WHAT IS BEING ASKED: Output the data exactly, with every line intact.

INPUT ROWS:
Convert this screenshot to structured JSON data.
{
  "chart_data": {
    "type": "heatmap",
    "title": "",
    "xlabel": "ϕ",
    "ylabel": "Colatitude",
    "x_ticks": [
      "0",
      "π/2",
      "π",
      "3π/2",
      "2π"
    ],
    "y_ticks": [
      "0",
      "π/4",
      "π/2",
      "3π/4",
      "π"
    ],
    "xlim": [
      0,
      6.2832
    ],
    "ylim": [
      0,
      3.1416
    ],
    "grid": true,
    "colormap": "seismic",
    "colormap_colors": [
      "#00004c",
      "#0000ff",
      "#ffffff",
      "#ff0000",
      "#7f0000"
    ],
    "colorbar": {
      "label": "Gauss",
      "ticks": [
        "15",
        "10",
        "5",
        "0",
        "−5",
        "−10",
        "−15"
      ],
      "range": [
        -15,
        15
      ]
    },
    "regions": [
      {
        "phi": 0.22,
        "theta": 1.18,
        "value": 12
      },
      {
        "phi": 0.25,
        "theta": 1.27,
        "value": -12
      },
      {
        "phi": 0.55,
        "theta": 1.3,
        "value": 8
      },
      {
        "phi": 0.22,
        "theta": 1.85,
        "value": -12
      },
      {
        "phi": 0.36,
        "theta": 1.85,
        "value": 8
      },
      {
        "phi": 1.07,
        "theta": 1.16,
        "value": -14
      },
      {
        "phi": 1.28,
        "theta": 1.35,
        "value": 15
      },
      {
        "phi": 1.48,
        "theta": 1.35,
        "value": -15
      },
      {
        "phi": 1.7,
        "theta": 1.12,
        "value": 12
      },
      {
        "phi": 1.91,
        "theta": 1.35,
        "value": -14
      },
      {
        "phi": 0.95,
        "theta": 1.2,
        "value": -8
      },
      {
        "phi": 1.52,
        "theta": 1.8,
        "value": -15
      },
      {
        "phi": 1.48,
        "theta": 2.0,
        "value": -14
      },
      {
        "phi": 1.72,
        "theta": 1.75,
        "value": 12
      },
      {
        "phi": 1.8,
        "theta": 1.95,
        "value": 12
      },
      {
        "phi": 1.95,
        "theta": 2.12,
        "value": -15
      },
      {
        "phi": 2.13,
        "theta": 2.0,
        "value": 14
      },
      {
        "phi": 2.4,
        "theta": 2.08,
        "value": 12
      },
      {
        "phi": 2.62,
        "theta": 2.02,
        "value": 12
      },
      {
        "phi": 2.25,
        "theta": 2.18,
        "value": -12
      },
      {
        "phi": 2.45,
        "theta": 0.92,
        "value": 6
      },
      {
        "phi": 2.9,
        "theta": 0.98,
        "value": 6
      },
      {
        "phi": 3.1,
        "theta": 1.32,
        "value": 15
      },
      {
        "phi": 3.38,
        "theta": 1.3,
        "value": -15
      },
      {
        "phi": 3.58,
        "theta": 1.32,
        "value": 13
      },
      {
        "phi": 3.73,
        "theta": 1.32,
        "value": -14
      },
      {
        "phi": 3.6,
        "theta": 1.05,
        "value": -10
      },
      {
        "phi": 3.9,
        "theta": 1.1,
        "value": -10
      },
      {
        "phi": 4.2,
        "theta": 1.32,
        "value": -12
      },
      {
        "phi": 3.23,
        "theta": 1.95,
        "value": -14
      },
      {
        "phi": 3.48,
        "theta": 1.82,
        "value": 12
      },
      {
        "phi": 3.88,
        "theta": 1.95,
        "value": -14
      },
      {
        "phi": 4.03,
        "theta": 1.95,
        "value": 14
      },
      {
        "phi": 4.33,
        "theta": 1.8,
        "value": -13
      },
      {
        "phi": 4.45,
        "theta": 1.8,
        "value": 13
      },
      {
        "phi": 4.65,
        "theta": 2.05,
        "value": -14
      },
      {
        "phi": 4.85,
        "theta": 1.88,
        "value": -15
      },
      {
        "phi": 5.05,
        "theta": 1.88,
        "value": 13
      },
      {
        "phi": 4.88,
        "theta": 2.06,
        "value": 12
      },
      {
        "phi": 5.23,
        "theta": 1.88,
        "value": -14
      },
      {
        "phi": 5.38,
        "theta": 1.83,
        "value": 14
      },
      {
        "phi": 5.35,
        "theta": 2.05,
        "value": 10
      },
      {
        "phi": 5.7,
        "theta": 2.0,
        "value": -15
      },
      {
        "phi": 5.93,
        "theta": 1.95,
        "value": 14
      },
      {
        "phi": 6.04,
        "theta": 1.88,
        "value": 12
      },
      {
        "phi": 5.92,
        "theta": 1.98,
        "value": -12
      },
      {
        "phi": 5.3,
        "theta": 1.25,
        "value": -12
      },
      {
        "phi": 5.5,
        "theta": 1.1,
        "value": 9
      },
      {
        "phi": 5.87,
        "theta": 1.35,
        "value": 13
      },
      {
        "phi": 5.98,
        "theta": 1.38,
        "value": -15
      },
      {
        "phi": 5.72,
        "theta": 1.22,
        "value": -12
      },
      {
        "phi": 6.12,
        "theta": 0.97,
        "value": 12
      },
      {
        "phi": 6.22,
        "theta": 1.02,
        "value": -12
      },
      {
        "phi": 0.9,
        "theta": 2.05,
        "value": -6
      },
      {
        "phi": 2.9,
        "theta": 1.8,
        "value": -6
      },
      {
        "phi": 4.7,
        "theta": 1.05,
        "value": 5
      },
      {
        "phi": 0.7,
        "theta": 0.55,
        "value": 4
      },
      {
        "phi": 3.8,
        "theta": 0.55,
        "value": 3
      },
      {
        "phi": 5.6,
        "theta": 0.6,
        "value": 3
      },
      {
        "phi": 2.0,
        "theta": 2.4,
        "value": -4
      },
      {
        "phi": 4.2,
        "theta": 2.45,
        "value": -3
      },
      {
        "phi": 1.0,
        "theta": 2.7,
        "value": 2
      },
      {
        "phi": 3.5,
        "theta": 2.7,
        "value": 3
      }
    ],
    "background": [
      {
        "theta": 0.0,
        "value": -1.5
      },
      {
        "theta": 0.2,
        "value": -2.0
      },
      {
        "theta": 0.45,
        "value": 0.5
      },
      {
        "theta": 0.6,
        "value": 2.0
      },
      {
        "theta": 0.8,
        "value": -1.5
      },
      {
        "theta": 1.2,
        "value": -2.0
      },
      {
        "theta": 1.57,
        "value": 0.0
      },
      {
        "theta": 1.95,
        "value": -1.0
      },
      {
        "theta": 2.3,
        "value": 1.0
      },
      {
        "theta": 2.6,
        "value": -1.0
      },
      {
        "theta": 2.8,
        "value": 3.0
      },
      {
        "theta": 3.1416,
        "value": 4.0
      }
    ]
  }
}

FULL OUTPUT:
Convert this screenshot to structured JSON data.
{
  "chart_data": {
    "type": "heatmap",
    "title": "",
    "xlabel": "ϕ",
    "ylabel": "Colatitude",
    "x_ticks": [
      "0",
      "π/2",
      "π",
      "3π/2",
      "2π"
    ],
    "y_ticks": [
      "0",
      "π/4",
      "π/2",
      "3π/4",
      "π"
    ],
    "xlim": [
      0,
      6.2832
    ],
    "ylim": [
      0,
      3.1416
    ],
    "grid": true,
    "colormap": "seismic",
    "colormap_colors": [
      "#00004c",
      "#0000ff",
      "#ffffff",
      "#ff0000",
      "#7f0000"
    ],
    "colorbar": {
      "label": "Gauss",
      "ticks": [
        "15",
        "10",
        "5",
        "0",
        "−5",
        "−10",
        "−15"
      ],
      "range": [
        -15,
        15
      ]
    },
    "regions": [
      {
        "phi": 0.22,
        "theta": 1.18,
        "value": 12
      },
      {
        "phi": 0.25,
        "theta": 1.27,
        "value": -12
      },
      {
        "phi": 0.55,
        "theta": 1.3,
        "value": 8
      },
      {
        "phi": 0.22,
        "theta": 1.85,
        "value": -12
      },
      {
        "phi": 0.36,
        "theta": 1.85,
        "value": 8
      },
      {
        "phi": 1.07,
        "theta": 1.16,
        "value": -14
      },
      {
        "phi": 1.28,
        "theta": 1.35,
        "value": 15
      },
      {
        "phi": 1.48,
        "theta": 1.35,
        "value": -15
      },
      {
        "phi": 1.7,
        "theta": 1.12,
        "value": 12
      },
      {
        "phi": 1.91,
        "theta": 1.35,
        "value": -14
      },
      {
        "phi": 0.95,
        "theta": 1.2,
        "value": -8
      },
      {
        "phi": 1.52,
        "theta": 1.8,
        "value": -15
      },
      {
        "phi": 1.48,
        "theta": 2.0,
        "value": -14
      },
      {
        "phi": 1.72,
        "theta": 1.75,
        "value": 12
      },
      {
        "phi": 1.8,
        "theta": 1.95,
        "value": 12
      },
      {
        "phi": 1.95,
        "theta": 2.12,
        "value": -15
      },
      {
        "phi": 2.13,
        "theta": 2.0,
        "value": 14
      },
      {
        "phi": 2.4,
        "theta": 2.08,
        "value": 12
      },
      {
        "phi": 2.62,
        "theta": 2.02,
        "value": 12
      },
      {
        "phi": 2.25,
        "theta": 2.18,
        "value": -12
      },
      {
        "phi": 2.45,
        "theta": 0.92,
        "value": 6
      },
      {
        "phi": 2.9,
        "theta": 0.98,
        "value": 6
      },
      {
        "phi": 3.1,
        "theta": 1.32,
        "value": 15
      },
      {
        "phi": 3.38,
        "theta": 1.3,
        "value": -15
      },
      {
        "phi": 3.58,
        "theta": 1.32,
        "value": 13
      },
      {
        "phi": 3.73,
        "theta": 1.32,
        "value": -14
      },
      {
        "phi": 3.6,
        "theta": 1.05,
        "value": -10
      },
      {
        "phi": 3.9,
        "theta": 1.1,
        "value": -10
      },
      {
        "phi": 4.2,
        "theta": 1.32,
        "value": -12
      },
      {
        "phi": 3.23,
        "theta": 1.95,
        "value": -14
      },
      {
        "phi": 3.48,
        "theta": 1.82,
        "value": 12
      },
      {
        "phi": 3.88,
        "theta": 1.95,
        "value": -14
      },
      {
        "phi": 4.03,
        "theta": 1.95,
        "value": 14
      },
      {
        "phi": 4.33,
        "theta": 1.8,
        "value": -13
      },
      {
        "phi": 4.45,
        "theta": 1.8,
        "value": 13
      },
      {
        "phi": 4.65,
        "theta": 2.05,
        "value": -14
      },
      {
        "phi": 4.85,
        "theta": 1.88,
        "value": -15
      },
      {
        "phi": 5.05,
        "theta": 1.88,
        "value": 13
      },
      {
        "phi": 4.88,
        "theta": 2.06,
        "value": 12
      },
      {
        "phi": 5.23,
        "theta": 1.88,
        "value": -14
      },
      {
        "phi": 5.38,
        "theta": 1.83,
        "value": 14
      },
      {
        "phi": 5.35,
        "theta": 2.05,
        "value": 10
      },
      {
        "phi": 5.7,
        "theta": 2.0,
        "value": -15
      },
      {
        "phi": 5.93,
        "theta": 1.95,
        "value": 14
      },
      {
        "phi": 6.04,
        "theta": 1.88,
        "value": 12
      },
      {
        "phi": 5.92,
        "theta": 1.98,
        "value": -12
      },
      {
        "phi": 5.3,
        "theta": 1.25,
        "value": -12
      },
      {
        "phi": 5.5,
        "theta": 1.1,
        "value": 9
      },
      {
        "phi": 5.87,
        "theta": 1.35,
        "value": 13
      },
      {
        "phi": 5.98,
        "theta": 1.38,
        "value": -15
      },
      {
        "phi": 5.72,
        "theta": 1.22,
        "value": -12
      },
      {
        "phi": 6.12,
        "theta": 0.97,
        "value": 12
      },
      {
        "phi": 6.22,
        "theta": 1.02,
        "value": -12
      },
      {
        "phi": 0.9,
        "theta": 2.05,
        "value": -6
      },
      {
        "phi": 2.9,
        "theta": 1.8,
        "value": -6
      },
      {
        "phi": 4.7,
        "theta": 1.05,
        "value": 5
      },
      {
        "phi": 0.7,
        "theta": 0.55,
        "value": 4
      },
      {
        "phi": 3.8,
        "theta": 0.55,
        "value": 3
      },
      {
        "phi": 5.6,
        "theta": 0.6,
        "value": 3
      },
      {
        "phi": 2.0,
        "theta": 2.4,
        "value": -4
      },
      {
        "phi": 4.2,
        "theta": 2.45,
        "value": -3
      },
      {
        "phi": 1.0,
        "theta": 2.7,
        "value": 2
      },
      {
        "phi": 3.5,
        "theta": 2.7,
        "value": 3
      }
    ],
    "background": [
      {
        "theta": 0.0,
        "value": -1.5
      },
      {
        "theta": 0.2,
        "value": -2.0
      },
      {
        "theta": 0.45,
        "value": 0.5
      },
      {
        "theta": 0.6,
        "value": 2.0
      },
      {
        "theta": 0.8,
        "value": -1.5
      },
      {
        "theta": 1.2,
        "value": -2.0
      },
      {
        "theta": 1.57,
        "value": 0.0
      },
      {
        "theta": 1.95,
        "value": -1.0
      },
      {
        "theta": 2.3,
        "value": 1.0
      },
      {
        "theta": 2.6,
        "value": -1.0
      },
      {
        "theta": 2.8,
        "value": 3.0
      },
      {
        "theta": 3.1416,
        "value": 4.0
      }
    ]
  }
}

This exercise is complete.